---- Source records

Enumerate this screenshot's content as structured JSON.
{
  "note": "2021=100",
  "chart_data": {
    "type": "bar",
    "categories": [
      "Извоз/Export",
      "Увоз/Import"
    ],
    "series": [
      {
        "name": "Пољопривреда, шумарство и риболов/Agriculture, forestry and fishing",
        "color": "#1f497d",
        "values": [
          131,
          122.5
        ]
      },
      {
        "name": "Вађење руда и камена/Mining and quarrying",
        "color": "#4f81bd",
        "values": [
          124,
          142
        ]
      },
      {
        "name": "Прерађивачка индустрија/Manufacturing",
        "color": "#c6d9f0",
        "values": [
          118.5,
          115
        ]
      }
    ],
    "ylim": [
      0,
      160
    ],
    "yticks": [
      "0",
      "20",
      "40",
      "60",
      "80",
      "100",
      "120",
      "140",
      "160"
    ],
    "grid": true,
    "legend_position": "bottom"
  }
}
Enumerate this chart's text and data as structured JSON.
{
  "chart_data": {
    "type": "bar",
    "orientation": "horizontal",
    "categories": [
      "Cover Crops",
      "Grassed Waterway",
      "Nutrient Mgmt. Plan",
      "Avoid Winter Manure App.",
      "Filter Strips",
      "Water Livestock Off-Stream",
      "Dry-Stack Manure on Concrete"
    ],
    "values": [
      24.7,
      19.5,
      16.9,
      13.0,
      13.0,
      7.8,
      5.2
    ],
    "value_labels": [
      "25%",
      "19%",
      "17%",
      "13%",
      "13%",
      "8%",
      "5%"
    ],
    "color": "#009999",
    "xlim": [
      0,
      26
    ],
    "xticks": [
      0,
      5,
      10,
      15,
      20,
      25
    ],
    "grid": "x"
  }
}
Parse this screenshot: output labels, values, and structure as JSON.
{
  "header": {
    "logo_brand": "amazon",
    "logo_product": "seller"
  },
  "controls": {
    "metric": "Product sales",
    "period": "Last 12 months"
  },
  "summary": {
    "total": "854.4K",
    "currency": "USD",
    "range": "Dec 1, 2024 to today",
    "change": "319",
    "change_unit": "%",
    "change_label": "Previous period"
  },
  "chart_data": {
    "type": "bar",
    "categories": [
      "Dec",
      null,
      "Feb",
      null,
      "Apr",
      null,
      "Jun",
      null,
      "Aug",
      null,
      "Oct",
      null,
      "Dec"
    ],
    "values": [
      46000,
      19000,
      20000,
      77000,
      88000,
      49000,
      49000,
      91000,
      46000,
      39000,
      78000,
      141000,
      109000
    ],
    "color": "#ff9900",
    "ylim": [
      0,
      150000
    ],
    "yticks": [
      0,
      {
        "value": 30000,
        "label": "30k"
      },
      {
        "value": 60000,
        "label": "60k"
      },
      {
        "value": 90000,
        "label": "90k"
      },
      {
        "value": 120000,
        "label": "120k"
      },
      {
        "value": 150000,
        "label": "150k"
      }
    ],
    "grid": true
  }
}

--------

What the task asks: Copy out each record, keeping every word as it is.

Written solution:
Enumerate this screenshot's content as structured JSON.
{
  "note": "2021=100",
  "chart_data": {
    "type": "bar",
    "categories": [
      "Извоз/Export",
      "Увоз/Import"
    ],
    "series": [
      {
        "name": "Пољопривреда, шумарство и риболов/Agriculture, forestry and fishing",
        "color": "#1f497d",
        "values": [
          131,
          122.5
        ]
      },
      {
        "name": "Вађење руда и камена/Mining and quarrying",
        "color": "#4f81bd",
        "values": [
          124,
          142
        ]
      },
      {
        "name": "Прерађивачка индустрија/Manufacturing",
        "color": "#c6d9f0",
        "values": [
          118.5,
          115
        ]
      }
    ],
    "ylim": [
      0,
      160
    ],
    "yticks": [
      "0",
      "20",
      "40",
      "60",
      "80",
      "100",
      "120",
      "140",
      "160"
    ],
    "grid": true,
    "legend_position": "bottom"
  }
}
Enumerate this chart's text and data as structured JSON.
{
  "chart_data": {
    "type": "bar",
    "orientation": "horizontal",
    "categories": [
      "Cover Crops",
      "Grassed Waterway",
      "Nutrient Mgmt. Plan",
      "Avoid Winter Manure App.",
      "Filter Strips",
      "Water Livestock Off-Stream",
      "Dry-Stack Manure on Concrete"
    ],
    "values": [
      24.7,
      19.5,
      16.9,
      13.0,
      13.0,
      7.8,
      5.2
    ],
    "value_labels": [
      "25%",
      "19%",
      "17%",
      "13%",
      "13%",
      "8%",
      "5%"
    ],
    "color": "#009999",
    "xlim": [
      0,
      26
    ],
    "xticks": [
      0,
      5,
      10,
      15,
      20,
      25
    ],
    "grid": "x"
  }
}
Parse this screenshot: output labels, values, and structure as JSON.
{
  "header": {
    "logo_brand": "amazon",
    "logo_product": "seller"
  },
  "controls": {
    "metric": "Product sales",
    "period": "Last 12 months"
  },
  "summary": {
    "total": "854.4K",
    "currency": "USD",
    "range": "Dec 1, 2024 to today",
    "change": "319",
    "change_unit": "%",
    "change_label": "Previous period"
  },
  "chart_data": {
    "type": "bar",
    "categories": [
      "Dec",
      null,
      "Feb",
      null,
      "Apr",
      null,
      "Jun",
      null,
      "Aug",
      null,
      "Oct",
      null,
      "Dec"
    ],
    "values": [
      46000,
      19000,
      20000,
      77000,
      88000,
      49000,
      49000,
      91000,
      46000,
      39000,
      78000,
      141000,
      109000
    ],
    "color": "#ff9900",
    "ylim": [
      0,
      150000
    ],
    "yticks": [
      0,
      {
        "value": 30000,
        "label": "30k"
      },
      {
        "value": 60000,
        "label": "60k"
      },
      {
        "value": 90000,
        "label": "90k"
      },
      {
        "value": 120000,
        "label": "120k"
      },
      {
        "value": 150000,
        "label": "150k"
      }
    ],
    "grid": true
  }
}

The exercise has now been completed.